ASSIGNMENT → Match the word "xlabel". Return each line of the data below where it appears.

Stored data entries:
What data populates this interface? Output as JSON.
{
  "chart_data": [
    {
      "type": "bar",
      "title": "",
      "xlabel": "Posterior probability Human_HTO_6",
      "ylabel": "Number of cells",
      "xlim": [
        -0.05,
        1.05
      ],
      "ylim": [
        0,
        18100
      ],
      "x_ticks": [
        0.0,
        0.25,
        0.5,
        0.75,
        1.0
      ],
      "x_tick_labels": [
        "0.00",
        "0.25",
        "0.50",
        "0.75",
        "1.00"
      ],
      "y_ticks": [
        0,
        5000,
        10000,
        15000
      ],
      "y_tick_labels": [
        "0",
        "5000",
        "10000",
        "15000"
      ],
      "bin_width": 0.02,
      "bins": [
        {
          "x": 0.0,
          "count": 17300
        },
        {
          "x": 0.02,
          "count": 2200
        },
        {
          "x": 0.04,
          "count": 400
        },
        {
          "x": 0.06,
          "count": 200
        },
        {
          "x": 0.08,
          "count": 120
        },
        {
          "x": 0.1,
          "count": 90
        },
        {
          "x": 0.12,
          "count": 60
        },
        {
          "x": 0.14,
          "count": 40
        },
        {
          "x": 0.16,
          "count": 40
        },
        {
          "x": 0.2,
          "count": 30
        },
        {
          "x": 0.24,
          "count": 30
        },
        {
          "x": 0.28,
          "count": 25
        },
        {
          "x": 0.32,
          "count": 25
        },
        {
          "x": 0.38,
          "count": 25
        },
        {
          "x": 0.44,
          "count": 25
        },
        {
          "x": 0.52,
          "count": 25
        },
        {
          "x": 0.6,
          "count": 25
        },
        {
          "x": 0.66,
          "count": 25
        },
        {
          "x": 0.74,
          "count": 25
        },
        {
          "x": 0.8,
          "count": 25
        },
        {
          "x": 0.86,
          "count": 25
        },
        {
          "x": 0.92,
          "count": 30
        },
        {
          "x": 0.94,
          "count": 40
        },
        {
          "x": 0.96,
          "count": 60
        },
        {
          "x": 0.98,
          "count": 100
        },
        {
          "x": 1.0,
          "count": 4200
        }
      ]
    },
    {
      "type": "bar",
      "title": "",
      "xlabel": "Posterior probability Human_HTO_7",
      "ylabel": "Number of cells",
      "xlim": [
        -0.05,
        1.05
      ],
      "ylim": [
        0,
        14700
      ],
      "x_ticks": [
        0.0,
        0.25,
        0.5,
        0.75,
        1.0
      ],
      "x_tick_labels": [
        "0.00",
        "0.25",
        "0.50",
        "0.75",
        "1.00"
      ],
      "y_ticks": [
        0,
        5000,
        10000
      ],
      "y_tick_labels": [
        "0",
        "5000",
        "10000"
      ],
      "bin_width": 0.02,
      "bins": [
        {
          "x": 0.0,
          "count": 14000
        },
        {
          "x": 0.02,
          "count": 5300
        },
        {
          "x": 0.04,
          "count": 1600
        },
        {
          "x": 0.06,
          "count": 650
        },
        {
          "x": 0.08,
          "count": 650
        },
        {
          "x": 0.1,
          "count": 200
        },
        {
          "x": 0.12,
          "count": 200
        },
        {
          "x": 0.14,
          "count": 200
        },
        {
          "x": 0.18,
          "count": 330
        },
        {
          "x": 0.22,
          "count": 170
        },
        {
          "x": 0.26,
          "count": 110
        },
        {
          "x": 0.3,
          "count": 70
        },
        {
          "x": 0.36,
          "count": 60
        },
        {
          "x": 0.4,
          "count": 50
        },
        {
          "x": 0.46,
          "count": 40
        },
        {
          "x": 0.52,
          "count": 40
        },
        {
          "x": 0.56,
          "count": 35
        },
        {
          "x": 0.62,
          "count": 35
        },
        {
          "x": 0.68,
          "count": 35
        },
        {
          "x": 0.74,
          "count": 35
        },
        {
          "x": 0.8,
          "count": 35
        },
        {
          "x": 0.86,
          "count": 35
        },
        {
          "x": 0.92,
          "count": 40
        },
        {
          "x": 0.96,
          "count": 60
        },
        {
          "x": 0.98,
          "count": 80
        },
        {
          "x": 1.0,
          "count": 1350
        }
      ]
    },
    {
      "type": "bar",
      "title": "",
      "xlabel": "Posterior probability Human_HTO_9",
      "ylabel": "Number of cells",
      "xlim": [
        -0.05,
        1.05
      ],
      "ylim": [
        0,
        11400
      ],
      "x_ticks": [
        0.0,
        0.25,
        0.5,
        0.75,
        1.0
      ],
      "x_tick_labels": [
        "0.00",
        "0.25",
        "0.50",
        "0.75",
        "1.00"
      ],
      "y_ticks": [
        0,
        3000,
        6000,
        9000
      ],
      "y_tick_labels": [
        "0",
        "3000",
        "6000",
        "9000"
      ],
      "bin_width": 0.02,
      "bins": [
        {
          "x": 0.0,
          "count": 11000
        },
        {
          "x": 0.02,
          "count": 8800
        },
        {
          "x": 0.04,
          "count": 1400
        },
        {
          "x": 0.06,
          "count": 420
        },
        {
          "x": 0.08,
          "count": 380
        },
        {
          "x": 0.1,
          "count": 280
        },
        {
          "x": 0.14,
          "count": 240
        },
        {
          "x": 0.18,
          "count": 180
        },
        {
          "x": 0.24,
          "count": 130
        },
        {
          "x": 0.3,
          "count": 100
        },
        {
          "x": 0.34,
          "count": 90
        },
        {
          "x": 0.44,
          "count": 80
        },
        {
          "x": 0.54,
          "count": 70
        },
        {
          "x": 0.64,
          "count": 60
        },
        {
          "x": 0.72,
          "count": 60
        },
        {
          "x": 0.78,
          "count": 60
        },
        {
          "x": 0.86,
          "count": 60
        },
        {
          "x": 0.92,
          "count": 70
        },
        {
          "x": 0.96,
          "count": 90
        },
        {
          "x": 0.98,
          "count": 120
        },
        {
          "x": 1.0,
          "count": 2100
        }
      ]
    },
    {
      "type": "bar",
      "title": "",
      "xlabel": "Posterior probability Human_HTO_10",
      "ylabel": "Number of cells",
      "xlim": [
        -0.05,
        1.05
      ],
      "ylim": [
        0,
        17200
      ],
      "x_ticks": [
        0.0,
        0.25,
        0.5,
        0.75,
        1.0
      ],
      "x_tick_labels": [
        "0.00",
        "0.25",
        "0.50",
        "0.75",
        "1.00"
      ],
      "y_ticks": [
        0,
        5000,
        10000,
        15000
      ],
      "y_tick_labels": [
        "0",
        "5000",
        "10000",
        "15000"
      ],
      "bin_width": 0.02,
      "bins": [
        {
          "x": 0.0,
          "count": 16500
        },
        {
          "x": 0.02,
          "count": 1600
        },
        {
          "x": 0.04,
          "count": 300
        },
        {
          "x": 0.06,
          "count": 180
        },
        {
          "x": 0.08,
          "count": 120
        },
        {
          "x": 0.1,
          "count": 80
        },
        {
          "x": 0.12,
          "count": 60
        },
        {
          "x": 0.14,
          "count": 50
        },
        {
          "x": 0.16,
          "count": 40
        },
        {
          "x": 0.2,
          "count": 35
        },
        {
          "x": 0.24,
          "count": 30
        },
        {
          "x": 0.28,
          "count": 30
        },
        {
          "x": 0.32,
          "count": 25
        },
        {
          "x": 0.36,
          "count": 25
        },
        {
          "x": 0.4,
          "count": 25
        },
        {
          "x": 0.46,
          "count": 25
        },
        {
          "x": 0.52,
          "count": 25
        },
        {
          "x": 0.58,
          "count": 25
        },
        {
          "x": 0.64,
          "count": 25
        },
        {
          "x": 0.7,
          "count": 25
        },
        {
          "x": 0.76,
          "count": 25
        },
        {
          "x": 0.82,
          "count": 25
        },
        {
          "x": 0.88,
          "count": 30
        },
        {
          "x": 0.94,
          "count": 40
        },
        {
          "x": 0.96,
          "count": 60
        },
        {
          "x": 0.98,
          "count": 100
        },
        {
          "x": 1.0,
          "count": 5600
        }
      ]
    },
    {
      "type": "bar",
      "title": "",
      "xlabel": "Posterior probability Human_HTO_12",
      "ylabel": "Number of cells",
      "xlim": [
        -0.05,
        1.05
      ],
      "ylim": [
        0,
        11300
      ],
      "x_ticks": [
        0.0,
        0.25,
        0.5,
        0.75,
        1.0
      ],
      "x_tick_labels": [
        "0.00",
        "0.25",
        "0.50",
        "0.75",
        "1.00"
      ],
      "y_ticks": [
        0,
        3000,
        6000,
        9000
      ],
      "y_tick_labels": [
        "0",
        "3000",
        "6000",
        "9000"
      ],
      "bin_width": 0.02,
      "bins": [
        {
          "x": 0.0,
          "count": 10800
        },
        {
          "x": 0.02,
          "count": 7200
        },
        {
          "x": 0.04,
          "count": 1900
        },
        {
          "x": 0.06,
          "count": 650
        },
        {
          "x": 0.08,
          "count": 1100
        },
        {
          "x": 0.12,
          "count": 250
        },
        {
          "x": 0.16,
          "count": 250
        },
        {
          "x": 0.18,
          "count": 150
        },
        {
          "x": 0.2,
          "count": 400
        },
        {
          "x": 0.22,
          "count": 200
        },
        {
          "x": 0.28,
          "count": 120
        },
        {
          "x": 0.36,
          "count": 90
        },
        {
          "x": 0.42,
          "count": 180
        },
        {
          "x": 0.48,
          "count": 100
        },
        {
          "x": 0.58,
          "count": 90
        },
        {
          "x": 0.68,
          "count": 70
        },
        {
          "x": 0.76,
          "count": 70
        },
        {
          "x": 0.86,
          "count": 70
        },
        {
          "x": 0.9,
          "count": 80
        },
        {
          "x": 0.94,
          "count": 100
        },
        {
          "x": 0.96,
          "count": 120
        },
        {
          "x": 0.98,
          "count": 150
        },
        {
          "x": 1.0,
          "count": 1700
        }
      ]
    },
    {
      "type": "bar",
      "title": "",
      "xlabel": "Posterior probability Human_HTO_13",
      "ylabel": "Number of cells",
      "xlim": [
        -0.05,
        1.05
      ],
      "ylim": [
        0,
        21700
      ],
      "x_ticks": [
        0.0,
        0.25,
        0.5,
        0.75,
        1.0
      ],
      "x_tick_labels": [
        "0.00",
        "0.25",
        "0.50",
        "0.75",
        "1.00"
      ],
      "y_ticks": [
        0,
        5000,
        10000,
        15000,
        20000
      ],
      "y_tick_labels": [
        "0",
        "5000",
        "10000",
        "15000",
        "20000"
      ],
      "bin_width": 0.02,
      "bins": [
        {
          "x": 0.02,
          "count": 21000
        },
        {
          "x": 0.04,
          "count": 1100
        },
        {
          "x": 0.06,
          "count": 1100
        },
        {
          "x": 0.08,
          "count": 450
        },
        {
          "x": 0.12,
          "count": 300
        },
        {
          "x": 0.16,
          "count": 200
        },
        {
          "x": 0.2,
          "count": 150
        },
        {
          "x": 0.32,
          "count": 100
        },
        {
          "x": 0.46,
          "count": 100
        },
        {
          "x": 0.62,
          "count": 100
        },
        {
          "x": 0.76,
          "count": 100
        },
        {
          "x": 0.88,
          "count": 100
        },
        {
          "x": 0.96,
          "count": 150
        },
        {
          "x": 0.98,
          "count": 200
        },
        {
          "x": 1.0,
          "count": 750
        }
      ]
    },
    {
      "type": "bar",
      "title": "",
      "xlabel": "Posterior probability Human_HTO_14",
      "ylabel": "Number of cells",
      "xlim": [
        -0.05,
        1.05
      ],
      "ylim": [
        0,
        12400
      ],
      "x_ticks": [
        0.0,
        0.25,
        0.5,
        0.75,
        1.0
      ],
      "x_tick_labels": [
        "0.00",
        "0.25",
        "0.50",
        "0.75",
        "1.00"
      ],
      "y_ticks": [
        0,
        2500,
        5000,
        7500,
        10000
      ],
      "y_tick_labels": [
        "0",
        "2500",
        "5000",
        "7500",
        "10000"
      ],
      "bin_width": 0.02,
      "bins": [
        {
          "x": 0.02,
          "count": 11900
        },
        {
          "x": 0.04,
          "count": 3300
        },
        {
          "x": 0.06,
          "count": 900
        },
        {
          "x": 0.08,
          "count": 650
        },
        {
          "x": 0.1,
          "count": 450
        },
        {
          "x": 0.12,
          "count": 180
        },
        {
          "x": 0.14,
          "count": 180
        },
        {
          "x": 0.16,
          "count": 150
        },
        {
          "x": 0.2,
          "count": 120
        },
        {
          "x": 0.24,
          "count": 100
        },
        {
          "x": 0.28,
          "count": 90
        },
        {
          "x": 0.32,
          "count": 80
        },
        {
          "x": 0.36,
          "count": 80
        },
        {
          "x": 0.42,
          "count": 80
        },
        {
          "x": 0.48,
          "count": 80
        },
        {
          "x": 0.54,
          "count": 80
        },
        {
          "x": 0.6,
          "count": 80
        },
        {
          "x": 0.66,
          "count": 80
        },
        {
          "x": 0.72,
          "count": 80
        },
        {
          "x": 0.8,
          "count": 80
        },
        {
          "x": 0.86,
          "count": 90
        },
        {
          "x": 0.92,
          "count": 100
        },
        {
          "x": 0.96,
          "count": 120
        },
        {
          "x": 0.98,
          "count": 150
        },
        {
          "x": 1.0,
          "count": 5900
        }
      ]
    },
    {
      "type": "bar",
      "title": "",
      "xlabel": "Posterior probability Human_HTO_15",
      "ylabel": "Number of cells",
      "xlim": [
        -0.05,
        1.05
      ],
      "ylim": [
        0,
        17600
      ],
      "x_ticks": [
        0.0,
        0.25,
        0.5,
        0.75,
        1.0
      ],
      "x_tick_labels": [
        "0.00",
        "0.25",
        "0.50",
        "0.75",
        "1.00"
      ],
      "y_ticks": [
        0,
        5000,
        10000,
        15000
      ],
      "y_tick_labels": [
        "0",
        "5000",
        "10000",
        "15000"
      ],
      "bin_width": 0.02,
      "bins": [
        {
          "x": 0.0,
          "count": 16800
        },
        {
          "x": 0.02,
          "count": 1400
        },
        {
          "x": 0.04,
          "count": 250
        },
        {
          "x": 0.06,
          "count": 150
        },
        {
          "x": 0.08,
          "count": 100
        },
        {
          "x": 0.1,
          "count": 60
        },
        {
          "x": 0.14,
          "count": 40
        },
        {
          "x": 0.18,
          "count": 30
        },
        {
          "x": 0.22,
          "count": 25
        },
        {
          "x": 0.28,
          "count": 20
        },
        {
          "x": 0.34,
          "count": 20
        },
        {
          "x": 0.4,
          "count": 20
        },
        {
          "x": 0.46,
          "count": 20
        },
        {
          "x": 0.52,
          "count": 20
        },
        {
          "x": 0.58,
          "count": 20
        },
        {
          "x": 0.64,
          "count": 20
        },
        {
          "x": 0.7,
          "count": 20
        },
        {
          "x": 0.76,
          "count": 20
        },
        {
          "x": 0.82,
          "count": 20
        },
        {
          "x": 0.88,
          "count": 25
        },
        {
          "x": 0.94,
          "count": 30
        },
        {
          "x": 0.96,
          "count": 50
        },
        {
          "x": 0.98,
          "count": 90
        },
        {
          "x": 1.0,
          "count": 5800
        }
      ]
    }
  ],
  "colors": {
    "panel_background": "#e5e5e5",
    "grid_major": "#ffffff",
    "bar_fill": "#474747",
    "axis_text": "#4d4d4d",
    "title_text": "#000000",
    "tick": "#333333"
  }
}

ANSWER →
      "xlabel": "Posterior probability Human_HTO_6",
      "xlabel": "Posterior probability Human_HTO_7",
      "xlabel": "Posterior probability Human_HTO_9",
      "xlabel": "Posterior probability Human_HTO_10",
      "xlabel": "Posterior probability Human_HTO_12",
      "xlabel": "Posterior probability Human_HTO_13",
      "xlabel": "Posterior probability Human_HTO_14",
      "xlabel": "Posterior probability Human_HTO_15",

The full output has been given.